[Dataset rows about figures]
= = = =

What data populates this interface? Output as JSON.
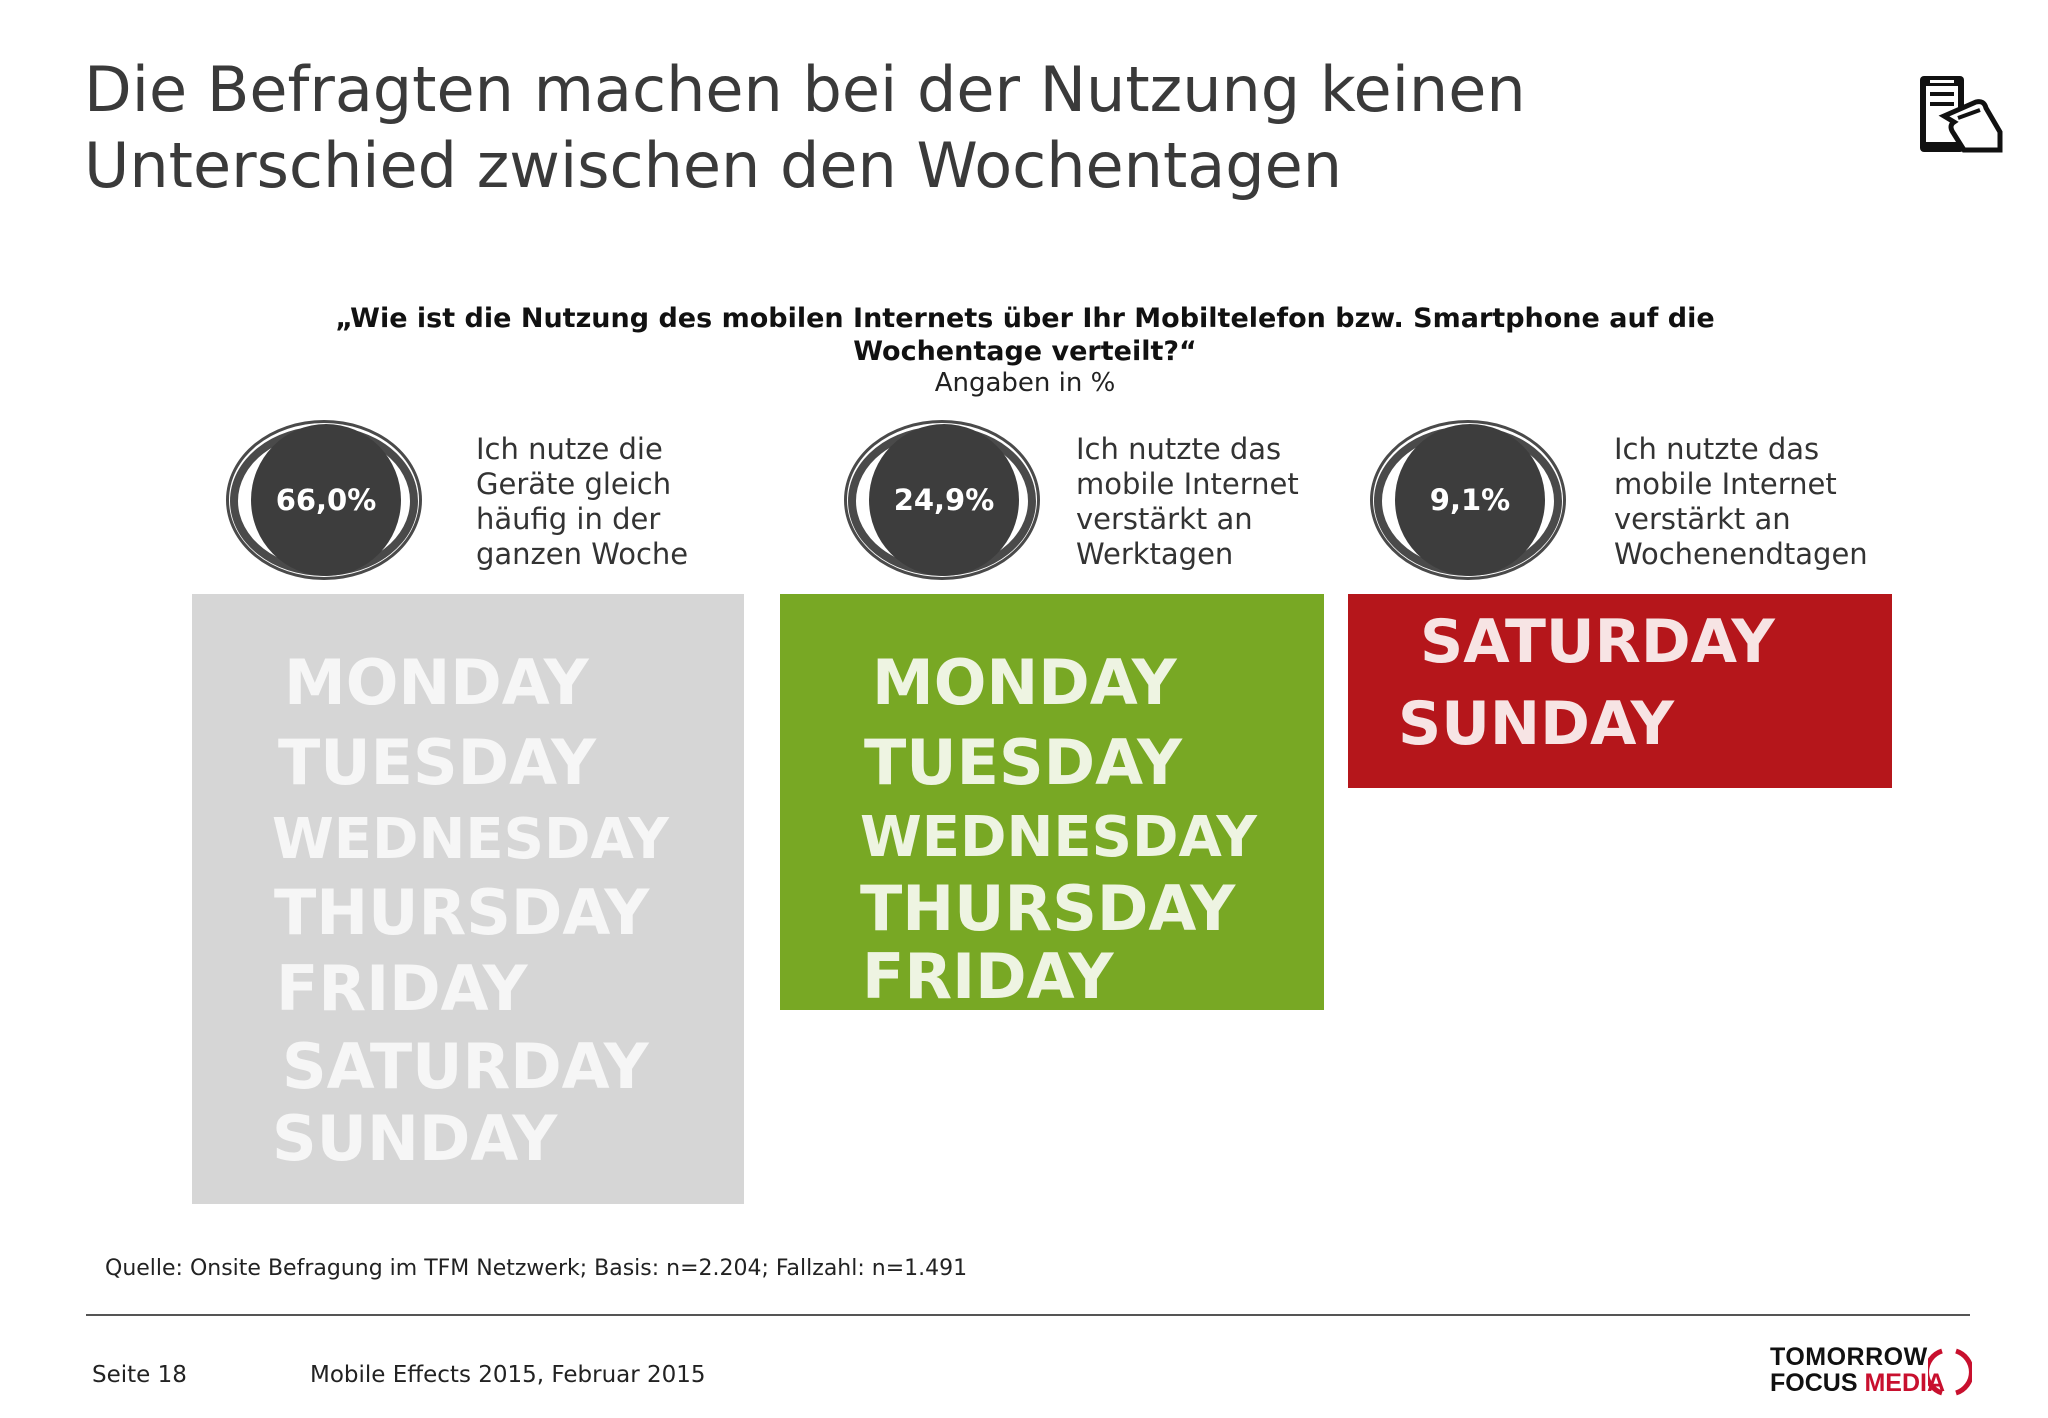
{
  "title": {
    "line1": "Die Befragten machen bei der Nutzung keinen",
    "line2": "Unterschied zwischen den Wochentagen"
  },
  "question": "„Wie ist die Nutzung des mobilen Internets über Ihr Mobiltelefon bzw. Smartphone auf die Wochentage verteilt?“",
  "unit": "Angaben in %",
  "groups": [
    {
      "value": "66,0%",
      "description": "Ich nutze die\nGeräte gleich\nhäufig in der\nganzen Woche",
      "days": [
        "MONDAY",
        "TUESDAY",
        "WEDNESDAY",
        "THURSDAY",
        "FRIDAY",
        "SATURDAY",
        "SUNDAY"
      ],
      "board_color": "#d4d4d4"
    },
    {
      "value": "24,9%",
      "description": "Ich nutzte das\nmobile Internet\nverstärkt an\nWerktagen",
      "days": [
        "MONDAY",
        "TUESDAY",
        "WEDNESDAY",
        "THURSDAY",
        "FRIDAY"
      ],
      "board_color": "#78a824"
    },
    {
      "value": "9,1%",
      "description": "Ich nutzte das\nmobile Internet\nverstärkt an\nWochenendtagen",
      "days": [
        "SATURDAY",
        "SUNDAY"
      ],
      "board_color": "#b5161b"
    }
  ],
  "source": "Quelle: Onsite Befragung im TFM Netzwerk; Basis: n=2.204; Fallzahl: n=1.491",
  "footer": {
    "page": "Seite 18",
    "doc": "Mobile Effects 2015, Februar 2015"
  },
  "logo": {
    "line1": "TOMORROW",
    "line2_a": "FOCUS ",
    "line2_b": "MEDIA"
  },
  "icons": {
    "top_right": "hand-smartphone-icon",
    "logo_mark": "parenthesis-ring-icon"
  }
}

= = = =

# EXERCISE AIM
Go through the listing above and write it out again exactly, dropping the pictures.

# SOLUTION TO THE PROBLEM
What data populates this interface? Output as JSON.
{
  "title": {
    "line1": "Die Befragten machen bei der Nutzung keinen",
    "line2": "Unterschied zwischen den Wochentagen"
  },
  "question": "„Wie ist die Nutzung des mobilen Internets über Ihr Mobiltelefon bzw. Smartphone auf die Wochentage verteilt?“",
  "unit": "Angaben in %",
  "groups": [
    {
      "value": "66,0%",
      "description": "Ich nutze die\nGeräte gleich\nhäufig in der\nganzen Woche",
      "days": [
        "MONDAY",
        "TUESDAY",
        "WEDNESDAY",
        "THURSDAY",
        "FRIDAY",
        "SATURDAY",
        "SUNDAY"
      ],
      "board_color": "#d4d4d4"
    },
    {
      "value": "24,9%",
      "description": "Ich nutzte das\nmobile Internet\nverstärkt an\nWerktagen",
      "days": [
        "MONDAY",
        "TUESDAY",
        "WEDNESDAY",
        "THURSDAY",
        "FRIDAY"
      ],
      "board_color": "#78a824"
    },
    {
      "value": "9,1%",
      "description": "Ich nutzte das\nmobile Internet\nverstärkt an\nWochenendtagen",
      "days": [
        "SATURDAY",
        "SUNDAY"
      ],
      "board_color": "#b5161b"
    }
  ],
  "source": "Quelle: Onsite Befragung im TFM Netzwerk; Basis: n=2.204; Fallzahl: n=1.491",
  "footer": {
    "page": "Seite 18",
    "doc": "Mobile Effects 2015, Februar 2015"
  },
  "logo": {
    "line1": "TOMORROW",
    "line2_a": "FOCUS ",
    "line2_b": "MEDIA"
  },
  "icons": {
    "top_right": "hand-smartphone-icon",
    "logo_mark": "parenthesis-ring-icon"
  }
}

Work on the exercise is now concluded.